## WHAT IS EXPECTED
Would you restate all the data that follows, word for word?

************

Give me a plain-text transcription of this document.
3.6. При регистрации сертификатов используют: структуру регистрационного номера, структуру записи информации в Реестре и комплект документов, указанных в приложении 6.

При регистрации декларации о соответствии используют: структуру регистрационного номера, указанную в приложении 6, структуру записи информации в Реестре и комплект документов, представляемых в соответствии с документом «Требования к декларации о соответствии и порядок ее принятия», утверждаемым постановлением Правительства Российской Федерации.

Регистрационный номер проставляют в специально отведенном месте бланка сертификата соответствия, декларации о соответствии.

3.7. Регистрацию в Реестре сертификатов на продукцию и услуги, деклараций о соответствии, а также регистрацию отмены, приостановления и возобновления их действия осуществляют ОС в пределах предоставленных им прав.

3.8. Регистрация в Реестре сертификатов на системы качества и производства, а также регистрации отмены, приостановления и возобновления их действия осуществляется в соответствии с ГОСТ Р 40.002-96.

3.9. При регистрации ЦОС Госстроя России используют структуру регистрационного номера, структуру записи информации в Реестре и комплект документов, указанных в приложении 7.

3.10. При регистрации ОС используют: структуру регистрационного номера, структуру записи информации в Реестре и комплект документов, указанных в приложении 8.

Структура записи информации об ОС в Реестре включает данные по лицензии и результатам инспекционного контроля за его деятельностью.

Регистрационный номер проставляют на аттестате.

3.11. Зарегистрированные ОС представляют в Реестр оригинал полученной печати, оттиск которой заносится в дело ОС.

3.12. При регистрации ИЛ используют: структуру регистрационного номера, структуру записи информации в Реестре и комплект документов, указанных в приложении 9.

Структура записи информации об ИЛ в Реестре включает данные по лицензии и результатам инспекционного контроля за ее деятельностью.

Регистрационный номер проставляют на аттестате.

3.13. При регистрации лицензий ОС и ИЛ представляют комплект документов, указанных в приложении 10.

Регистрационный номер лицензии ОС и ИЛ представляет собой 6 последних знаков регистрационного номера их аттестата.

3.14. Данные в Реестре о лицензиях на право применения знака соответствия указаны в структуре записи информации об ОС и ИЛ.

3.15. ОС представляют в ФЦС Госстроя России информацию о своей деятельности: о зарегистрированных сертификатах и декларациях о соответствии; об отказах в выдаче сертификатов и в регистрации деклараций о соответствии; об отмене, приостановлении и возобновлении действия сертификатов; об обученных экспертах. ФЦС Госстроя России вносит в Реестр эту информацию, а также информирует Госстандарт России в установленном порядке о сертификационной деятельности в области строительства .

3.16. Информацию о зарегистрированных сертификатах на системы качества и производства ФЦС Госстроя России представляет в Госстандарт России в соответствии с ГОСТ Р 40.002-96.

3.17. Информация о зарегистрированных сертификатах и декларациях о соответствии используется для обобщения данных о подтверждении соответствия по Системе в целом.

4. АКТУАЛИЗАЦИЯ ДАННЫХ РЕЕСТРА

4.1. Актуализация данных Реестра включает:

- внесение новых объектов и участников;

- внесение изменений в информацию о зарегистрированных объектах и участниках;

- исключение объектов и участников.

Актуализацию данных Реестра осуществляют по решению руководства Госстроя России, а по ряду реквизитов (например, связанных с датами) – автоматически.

************

## WRITTEN SOLUTION
Give me a plain-text transcription of this document.
3.6. При регистрации сертификатов используют: структуру регистрационного номера, структуру записи информации в Реестре и комплект документов, указанных в приложении 6.

При регистрации декларации о соответствии используют: структуру регистрационного номера, указанную в приложении 6, структуру записи информации в Реестре и комплект документов, представляемых в соответствии с документом «Требования к декларации о соответствии и порядок ее принятия», утверждаемым постановлением Правительства Российской Федерации.

Регистрационный номер проставляют в специально отведенном месте бланка сертификата соответствия, декларации о соответствии.

3.7. Регистрацию в Реестре сертификатов на продукцию и услуги, деклараций о соответствии, а также регистрацию отмены, приостановления и возобновления их действия осуществляют ОС в пределах предоставленных им прав.

3.8. Регистрация в Реестре сертификатов на системы качества и производства, а также регистрации отмены, приостановления и возобновления их действия осуществляется в соответствии с ГОСТ Р 40.002-96.

3.9. При регистрации ЦОС Госстроя России используют структуру регистрационного номера, структуру записи информации в Реестре и комплект документов, указанных в приложении 7.

3.10. При регистрации ОС используют: структуру регистрационного номера, структуру записи информации в Реестре и комплект документов, указанных в приложении 8.

Структура записи информации об ОС в Реестре включает данные по лицензии и результатам инспекционного контроля за его деятельностью.

Регистрационный номер проставляют на аттестате.

3.11. Зарегистрированные ОС представляют в Реестр оригинал полученной печати, оттиск которой заносится в дело ОС.

3.12. При регистрации ИЛ используют: структуру регистрационного номера, структуру записи информации в Реестре и комплект документов, указанных в приложении 9.

Структура записи информации об ИЛ в Реестре включает данные по лицензии и результатам инспекционного контроля за ее деятельностью.

Регистрационный номер проставляют на аттестате.

3.13. При регистрации лицензий ОС и ИЛ представляют комплект документов, указанных в приложении 10.

Регистрационный номер лицензии ОС и ИЛ представляет собой 6 последних знаков регистрационного номера их аттестата.

3.14. Данные в Реестре о лицензиях на право применения знака соответствия указаны в структуре записи информации об ОС и ИЛ.

3.15. ОС представляют в ФЦС Госстроя России информацию о своей деятельности: о зарегистрированных сертификатах и декларациях о соответствии; об отказах в выдаче сертификатов и в регистрации деклараций о соответствии; об отмене, приостановлении и возобновлении действия сертификатов; об обученных экспертах. ФЦС Госстроя России вносит в Реестр эту информацию, а также информирует Госстандарт России в установленном порядке о сертификационной деятельности в области строительства .

3.16. Информацию о зарегистрированных сертификатах на системы качества и производства ФЦС Госстроя России представляет в Госстандарт России в соответствии с ГОСТ Р 40.002-96.

3.17. Информация о зарегистрированных сертификатах и декларациях о соответствии используется для обобщения данных о подтверждении соответствия по Системе в целом.

4. АКТУАЛИЗАЦИЯ ДАННЫХ РЕЕСТРА

4.1. Актуализация данных Реестра включает:

- внесение новых объектов и участников;

- внесение изменений в информацию о зарегистрированных объектах и участниках;

- исключение объектов и участников.

Актуализацию данных Реестра осуществляют по решению руководства Госстроя России, а по ряду реквизитов (например, связанных с датами) – автоматически.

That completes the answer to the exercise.